■ Task goal
Check each line of the listing, and copy it if it contains the word "अवसर".

---------- Excerpted data ----------

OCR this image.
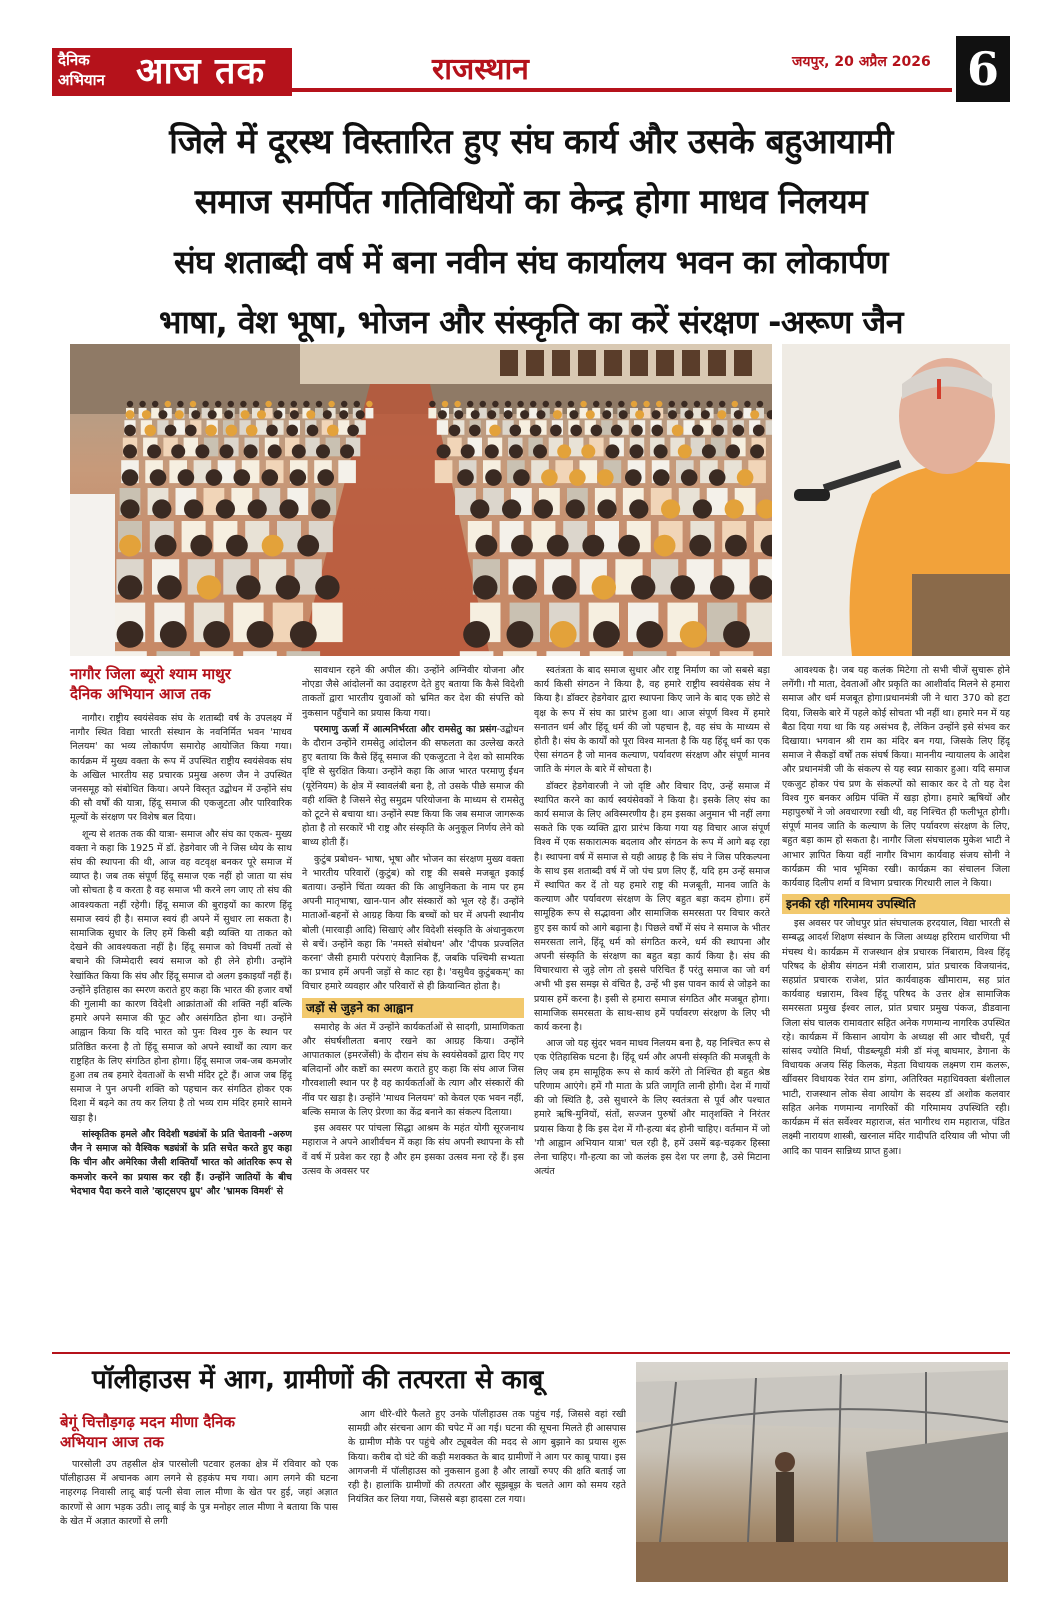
दैनिक अभियान आज तक	राजस्थान	जयपुर, 20 अप्रैल 2026 6

जिले में दूरस्थ विस्तारित हुए संघ कार्य और उसके बहुआयामी

समाज समर्पित गतिविधियों का केन्द्र होगा माधव निलयम

संघ शताब्दी वर्ष में बना नवीन संघ कार्यालय भवन का लोकार्पण

भाषा, वेश भूषा, भोजन और संस्कृति का करें संरक्षण -अरूण जैन

नागौर जिला ब्यूरो श्याम माथुर

दैनिक अभियान आज तक

नागौर। राष्ट्रीय स्वयंसेवक संघ के शताब्दी वर्ष के उपलक्ष्य में नागौर स्थित विद्या भारती संस्थान के नवनिर्मित भवन 'माधव निलयम' का भव्य लोकार्पण समारोह आयोजित किया गया। कार्यक्रम में मुख्य वक्ता के रूप में उपस्थित राष्ट्रीय स्वयंसेवक संघ के अखिल भारतीय सह प्रचारक प्रमुख अरुण जैन ने उपस्थित जनसमूह को संबोधित किया। अपने विस्तृत उद्बोधन में उन्होंने संघ की सौ वर्षों की यात्रा, हिंदू समाज की एकजुटता और पारिवारिक मूल्यों के संरक्षण पर विशेष बल दिया।

शून्य से शतक तक की यात्रा- समाज और संघ का एकत्व- मुख्य वक्ता ने कहा कि 1925 में डॉ. हेडगेवार जी ने जिस ध्येय के साथ संघ की स्थापना की थी, आज वह वटवृक्ष बनकर पूरे समाज में व्याप्त है। जब तक संपूर्ण हिंदू समाज एक नहीं हो जाता या संघ जो सोचता है व करता है वह समाज भी करने लग जाए तो संघ की आवश्यकता नहीं रहेगी। हिंदू समाज की बुराइयों का कारण हिंदू समाज स्वयं ही है। समाज स्वयं ही अपने में सुधार ला सकता है। सामाजिक सुधार के लिए हमें किसी बड़ी व्यक्ति या ताकत को देखने की आवश्यकता नहीं है। हिंदू समाज को विघर्मी तत्वों से बचाने की जिम्मेदारी स्वयं समाज को ही लेने होगी। उन्होंने रेखांकित किया कि संघ और हिंदू समाज दो अलग इकाइयाँ नहीं हैं। उन्होंने इतिहास का स्मरण कराते हुए कहा कि भारत की हजार वर्षों की गुलामी का कारण विदेशी आक्रांताओं की शक्ति नहीं बल्कि हमारे अपने समाज की फूट और असंगठित होना था। उन्होंने आह्वान किया कि यदि भारत को पुनः विश्व गुरु के स्थान पर प्रतिष्ठित करना है तो हिंदू समाज को अपने स्वार्थों का त्याग कर राष्ट्रहित के लिए संगठित होना होगा। हिंदू समाज जब-जब कमजोर हुआ तब तब हमारे देवताओं के सभी मंदिर टूटे हैं। आज जब हिंदू समाज ने पुन अपनी शक्ति को पहचान कर संगठित होकर एक दिशा में बढ़ने का तय कर लिया है तो भव्य राम मंदिर हमारे सामने खड़ा है।

सांस्कृतिक हमले और विदेशी षड्यंत्रों के प्रति चेतावनी -अरुण जैन ने समाज को वैश्विक षड्यंत्रों के प्रति सचेत करते हुए कहा कि चीन और अमेरिका जैसी शक्तियाँ भारत को आंतरिक रूप से कमजोर करने का प्रयास कर रही हैं। उन्होंने जातियों के बीच भेदभाव पैदा करने वाले 'व्हाट्सएप ग्रुप' और 'भ्रामक विमर्श' से

सावधान रहने की अपील की। उन्होंने अग्निवीर योजना और नोएडा जैसे आंदोलनों का उदाहरण देते हुए बताया कि कैसे विदेशी ताकतों द्वारा भारतीय युवाओं को भ्रमित कर देश की संपत्ति को नुकसान पहुँचाने का प्रयास किया गया।

परमाणु ऊर्जा में आत्मनिर्भरता और रामसेतु का प्रसंग-उद्बोधन के दौरान उन्होंने रामसेतु आंदोलन की सफलता का उल्लेख करते हुए बताया कि कैसे हिंदू समाज की एकजुटता ने देश को सामरिक दृष्टि से सुरक्षित किया। उन्होंने कहा कि आज भारत परमाणु ईंधन (यूरेनियम) के क्षेत्र में स्वावलंबी बना है, तो उसके पीछे समाज की वही शक्ति है जिसने सेतु समुद्रम परियोजना के माध्यम से रामसेतु को टूटने से बचाया था। उन्होंने स्पष्ट किया कि जब समाज जागरूक होता है तो सरकारें भी राष्ट्र और संस्कृति के अनुकूल निर्णय लेने को बाध्य होती हैं।

कुटुंब प्रबोधन- भाषा, भूषा और भोजन का संरक्षण मुख्य वक्ता ने भारतीय परिवारों (कुटुंब) को राष्ट्र की सबसे मजबूत इकाई बताया। उन्होंने चिंता व्यक्त की कि आधुनिकता के नाम पर हम अपनी मातृभाषा, खान-पान और संस्कारों को भूल रहे हैं। उन्होंने माताओं-बहनों से आग्रह किया कि बच्चों को घर में अपनी स्थानीय बोली (मारवाड़ी आदि) सिखाएं और विदेशी संस्कृति के अंधानुकरण से बचें। उन्होंने कहा कि 'नमस्ते संबोधन' और 'दीपक प्रज्वलित करना' जैसी हमारी परंपराएं वैज्ञानिक हैं, जबकि पश्चिमी सभ्यता का प्रभाव हमें अपनी जड़ों से काट रहा है। 'वसुधैव कुटुंबकम्' का विचार हमारे व्यवहार और परिवारों से ही क्रियान्वित होता है।

जड़ों से जुड़ने का आह्वान

समारोह के अंत में उन्होंने कार्यकर्ताओं से सादगी, प्रामाणिकता और संघर्षशीलता बनाए रखने का आग्रह किया। उन्होंने आपातकाल (इमरजेंसी) के दौरान संघ के स्वयंसेवकों द्वारा दिए गए बलिदानों और कष्टों का स्मरण कराते हुए कहा कि संघ आज जिस गौरवशाली स्थान पर है वह कार्यकर्ताओं के त्याग और संस्कारों की नींव पर खड़ा है। उन्होंने 'माधव निलयम' को केवल एक भवन नहीं, बल्कि समाज के लिए प्रेरणा का केंद्र बनाने का संकल्प दिलाया।

इस अवसर पर पांचला सिद्धा आश्रम के महंत योगी सूरजनाथ महाराज ने अपने आशीर्वचन में कहा कि संघ अपनी स्थापना के सौ वें वर्ष में प्रवेश कर रहा है और हम इसका उत्सव मना रहे हैं। इस उत्सव के अवसर पर

स्वतंत्रता के बाद समाज सुधार और राष्ट्र निर्माण का जो सबसे बड़ा कार्य किसी संगठन ने किया है, वह हमारे राष्ट्रीय स्वयंसेवक संघ ने किया है। डॉक्टर हेडगेवार द्वारा स्थापना किए जाने के बाद एक छोटे से वृक्ष के रूप में संघ का प्रारंभ हुआ था। आज संपूर्ण विश्व में हमारे सनातन धर्म और हिंदू धर्म की जो पहचान है, वह संघ के माध्यम से होती है। संघ के कार्यों को पूरा विश्व मानता है कि यह हिंदू धर्म का एक ऐसा संगठन है जो मानव कल्याण, पर्यावरण संरक्षण और संपूर्ण मानव जाति के मंगल के बारे में सोचता है।

डॉक्टर हेडगेवारजी ने जो दृष्टि और विचार दिए, उन्हें समाज में स्थापित करने का कार्य स्वयंसेवकों ने किया है। इसके लिए संघ का कार्य समाज के लिए अविस्मरणीय है। हम इसका अनुमान भी नहीं लगा सकते कि एक व्यक्ति द्वारा प्रारंभ किया गया यह विचार आज संपूर्ण विश्व में एक सकारात्मक बदलाव और संगठन के रूप में आगे बढ़ रहा है। स्थापना वर्ष में समाज से यही आग्रह है कि संघ ने जिस परिकल्पना के साथ इस शताब्दी वर्ष में जो पंच प्रण लिए हैं, यदि हम उन्हें समाज में स्थापित कर दें तो यह हमारे राष्ट्र की मजबूती, मानव जाति के कल्याण और पर्यावरण संरक्षण के लिए बहुत बड़ा कदम होगा। हमें सामूहिक रूप से सद्भावना और सामाजिक समरसता पर विचार करते हुए इस कार्य को आगे बढ़ाना है। पिछले वर्षों में संघ ने समाज के भीतर समरसता लाने, हिंदू धर्म को संगठित करने, धर्म की स्थापना और अपनी संस्कृति के संरक्षण का बहुत बड़ा कार्य किया है। संघ की विचारधारा से जुड़े लोग तो इससे परिचित हैं परंतु समाज का जो वर्ग अभी भी इस समझ से वंचित है, उन्हें भी इस पावन कार्य से जोड़ने का प्रयास हमें करना है। इसी से हमारा समाज संगठित और मजबूत होगा। सामाजिक समरसता के साथ-साथ हमें पर्यावरण संरक्षण के लिए भी कार्य करना है।

आज जो यह सुंदर भवन माधव निलयम बना है, यह निश्चित रूप से एक ऐतिहासिक घटना है। हिंदू धर्म और अपनी संस्कृति की मजबूती के लिए जब हम सामूहिक रूप से कार्य करेंगे तो निश्चित ही बहुत श्रेष्ठ परिणाम आएंगे। हमें गौ माता के प्रति जागृति लानी होगी। देश में गायों की जो स्थिति है, उसे सुधारने के लिए स्वतंत्रता से पूर्व और पश्चात हमारे ऋषि-मुनियों, संतों, सज्जन पुरुषों और मातृशक्ति ने निरंतर प्रयास किया है कि इस देश में गौ-हत्या बंद होनी चाहिए। वर्तमान में जो 'गौ आह्वान अभियान यात्रा' चल रही है, हमें उसमें बढ़-चढ़कर हिस्सा लेना चाहिए। गौ-हत्या का जो कलंक इस देश पर लगा है, उसे मिटाना अत्यंत

आवश्यक है। जब यह कलंक मिटेगा तो सभी चीजें सुचारू होने लगेंगी। गौ माता, देवताओं और प्रकृति का आशीर्वाद मिलने से हमारा समाज और धर्म मजबूत होगा।प्रधानमंत्री जी ने धारा 370 को हटा दिया, जिसके बारे में पहले कोई सोचता भी नहीं था। हमारे मन में यह बैठा दिया गया था कि यह असंभव है, लेकिन उन्होंने इसे संभव कर दिखाया। भगवान श्री राम का मंदिर बन गया, जिसके लिए हिंदू समाज ने सैकड़ों वर्षों तक संघर्ष किया। माननीय न्यायालय के आदेश और प्रधानमंत्री जी के संकल्प से यह स्वप्न साकार हुआ। यदि समाज एकजुट होकर पंच प्रण के संकल्पों को साकार कर दे तो यह देश विश्व गुरु बनकर अग्रिम पंक्ति में खड़ा होगा। हमारे ऋषियों और महापुरुषों ने जो अवधारणा रखी थी, वह निश्चित ही फलीभूत होगी। संपूर्ण मानव जाति के कल्याण के लिए पर्यावरण संरक्षण के लिए, बहुत बड़ा काम हो सकता है। नागौर जिला संघचालक मुकेश भाटी ने आभार ज्ञापित किया वहीं नागौर विभाग कार्यवाह संजय सोनी ने कार्यक्रम की भाव भूमिका रखी। कार्यक्रम का संचालन जिला कार्यवाह दिलीप शर्मा व विभाग प्रचारक गिरधारी लाल ने किया।

इनकी रही गरिमामय उपस्थिति

इस अवसर पर जोधपुर प्रांत संघचालक हरदयाल, विद्या भारती से सम्बद्ध आदर्श शिक्षण संस्थान के जिला अध्यक्ष हरिराम धारणिया भी मंचस्थ थे। कार्यक्रम में राजस्थान क्षेत्र प्रचारक निंबाराम, विश्व हिंदू परिषद के क्षेत्रीय संगठन मंत्री राजाराम, प्रांत प्रचारक विजयानंद, सहप्रांत प्रचारक राजेश, प्रांत कार्यवाहक खीमाराम, सह प्रांत कार्यवाह धन्नाराम, विश्व हिंदू परिषद के उत्तर क्षेत्र सामाजिक समरसता प्रमुख ईश्वर लाल, प्रांत प्रचार प्रमुख पंकज, डीडवाना जिला संघ चालक रामावतार सहित अनेक गणमान्य नागरिक उपस्थित रहे। कार्यक्रम में किसान आयोग के अध्यक्ष सी आर चौधरी, पूर्व सांसद ज्योति मिर्धा, पीडब्ल्यूडी मंत्री डॉ मंजू बाघमार, डेगाना के विधायक अजय सिंह किलक, मेड़ता विधायक लक्ष्मण राम कलरू, खींवसर विधायक रेवंत राम डांगा, अतिरिक्त महाधिवक्ता बंशीलाल भाटी, राजस्थान लोक सेवा आयोग के सदस्य डॉ अशोक कलवार सहित अनेक गणमान्य नागरिकों की गरिमामय उपस्थिति रही। कार्यक्रम में संत सर्वेश्वर महाराज, संत भागीरथ राम महाराज, पंडित लक्ष्मी नारायण शास्त्री, खरनाल मंदिर गादीपति दरियाव जी भोपा जी आदि का पावन सान्निध्य प्राप्त हुआ।

पॉलीहाउस में आग, ग्रामीणों की तत्परता से काबू
बेगूं चित्तौड़गढ़ मदन मीणा दैनिक
अभियान आज तक

पारसोली उप तहसील क्षेत्र पारसोली पटवार हलका क्षेत्र में रविवार को एक पॉलीहाउस में अचानक आग लगने से हड़कंप मच गया। आग लगने की घटना नाहरगढ़ निवासी लादू बाई पत्नी सेवा लाल मीणा के खेत पर हुई, जहां अज्ञात कारणों से आग भड़क उठी। लादू बाई के पुत्र मनोहर लाल मीणा ने बताया कि पास के खेत में अज्ञात कारणों से लगी

आग धीरे-धीरे फैलते हुए उनके पॉलीहाउस तक पहुंच गई, जिससे वहां रखी सामग्री और संरचना आग की चपेट में आ गई। घटना की सूचना मिलते ही आसपास के ग्रामीण मौके पर पहुंचे और ट्यूबवेल की मदद से आग बुझाने का प्रयास शुरू किया। करीब दो घंटे की कड़ी मशक्कत के बाद ग्रामीणों ने आग पर काबू पाया। इस आगजनी में पॉलीहाउस को नुकसान हुआ है और लाखों रुपए की क्षति बताई जा रही है। हालांकि ग्रामीणों की तत्परता और सूझबूझ के चलते आग को समय रहते नियंत्रित कर लिया गया, जिससे बड़ा हादसा टल गया।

----------

■ Answer below
इस अवसर पर पांचला सिद्धा आश्रम के महंत योगी सूरजनाथ महाराज ने अपने आशीर्वचन में कहा कि संघ अपनी स्थापना के सौ वें वर्ष में प्रवेश कर रहा है और हम इसका उत्सव मना रहे हैं। इस उत्सव के अवसर पर
इस अवसर पर जोधपुर प्रांत संघचालक हरदयाल, विद्या भारती से सम्बद्ध आदर्श शिक्षण संस्थान के जिला अध्यक्ष हरिराम धारणिया भी मंचस्थ थे। कार्यक्रम में राजस्थान क्षेत्र प्रचारक निंबाराम, विश्व हिंदू परिषद के क्षेत्रीय संगठन मंत्री राजाराम, प्रांत प्रचारक विजयानंद, सहप्रांत प्रचारक राजेश, प्रांत कार्यवाहक खीमाराम, सह प्रांत कार्यवाह धन्नाराम, विश्व हिंदू परिषद के उत्तर क्षेत्र सामाजिक समरसता प्रमुख ईश्वर लाल, प्रांत प्रचार प्रमुख पंकज, डीडवाना जिला संघ चालक रामावतार सहित अनेक गणमान्य नागरिक उपस्थित रहे। कार्यक्रम में किसान आयोग के अध्यक्ष सी आर चौधरी, पूर्व सांसद ज्योति मिर्धा, पीडब्ल्यूडी मंत्री डॉ मंजू बाघमार, डेगाना के विधायक अजय सिंह किलक, मेड़ता विधायक लक्ष्मण राम कलरू, खींवसर विधायक रेवंत राम डांगा, अतिरिक्त महाधिवक्ता बंशीलाल भाटी, राजस्थान लोक सेवा आयोग के सदस्य डॉ अशोक कलवार सहित अनेक गणमान्य नागरिकों की गरिमामय उपस्थिति रही। कार्यक्रम में संत सर्वेश्वर महाराज, संत भागीरथ राम महाराज, पंडित लक्ष्मी नारायण शास्त्री, खरनाल मंदिर गादीपति दरियाव जी भोपा जी आदि का पावन सान्निध्य प्राप्त हुआ।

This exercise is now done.